(TASK GOAL) Check each line of the records below and collect those holding "населения".

-- start of RECORDS SHOWN --

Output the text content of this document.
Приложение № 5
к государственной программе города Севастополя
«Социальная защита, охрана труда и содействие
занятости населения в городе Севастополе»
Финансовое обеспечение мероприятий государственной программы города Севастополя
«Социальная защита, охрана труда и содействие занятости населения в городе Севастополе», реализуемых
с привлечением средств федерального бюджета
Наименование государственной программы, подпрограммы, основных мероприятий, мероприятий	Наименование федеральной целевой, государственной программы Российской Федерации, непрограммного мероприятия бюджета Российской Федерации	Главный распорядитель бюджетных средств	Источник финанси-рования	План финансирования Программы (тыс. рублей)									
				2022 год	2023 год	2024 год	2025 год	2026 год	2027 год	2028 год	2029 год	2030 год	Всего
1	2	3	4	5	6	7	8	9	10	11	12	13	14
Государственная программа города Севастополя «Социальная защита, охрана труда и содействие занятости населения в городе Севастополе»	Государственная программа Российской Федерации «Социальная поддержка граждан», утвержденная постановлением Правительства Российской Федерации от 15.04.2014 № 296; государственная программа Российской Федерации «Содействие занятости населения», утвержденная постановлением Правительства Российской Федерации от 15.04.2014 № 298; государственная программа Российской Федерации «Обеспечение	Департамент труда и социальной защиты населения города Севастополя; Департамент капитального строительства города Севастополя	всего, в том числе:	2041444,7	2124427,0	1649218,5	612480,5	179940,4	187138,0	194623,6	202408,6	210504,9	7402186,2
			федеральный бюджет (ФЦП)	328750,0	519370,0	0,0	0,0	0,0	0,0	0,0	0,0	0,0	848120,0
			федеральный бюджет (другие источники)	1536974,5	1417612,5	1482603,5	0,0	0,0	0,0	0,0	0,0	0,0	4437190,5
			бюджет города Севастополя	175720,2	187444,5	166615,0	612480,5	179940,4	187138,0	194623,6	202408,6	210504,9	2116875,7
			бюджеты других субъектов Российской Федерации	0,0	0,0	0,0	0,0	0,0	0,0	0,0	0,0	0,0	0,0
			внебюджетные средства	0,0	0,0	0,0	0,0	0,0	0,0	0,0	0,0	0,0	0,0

-- end of RECORDS SHOWN --

(EXERCISE RESULT)
занятости населения в городе Севастополе»
«Социальная защита, охрана труда и содействие занятости населения в городе Севастополе», реализуемых
Государственная программа города Севастополя «Социальная защита, охрана труда и содействие занятости населения в городе Севастополе»	Государственная программа Российской Федерации «Социальная поддержка граждан», утвержденная постановлением Правительства Российской Федерации от 15.04.2014 № 296; государственная программа Российской Федерации «Содействие занятости населения», утвержденная постановлением Правительства Российской Федерации от 15.04.2014 № 298; государственная программа Российской Федерации «Обеспечение	Департамент труда и социальной защиты населения города Севастополя; Департамент капитального строительства города Севастополя	всего, в том числе:	2041444,7	2124427,0	1649218,5	612480,5	179940,4	187138,0	194623,6	202408,6	210504,9	7402186,2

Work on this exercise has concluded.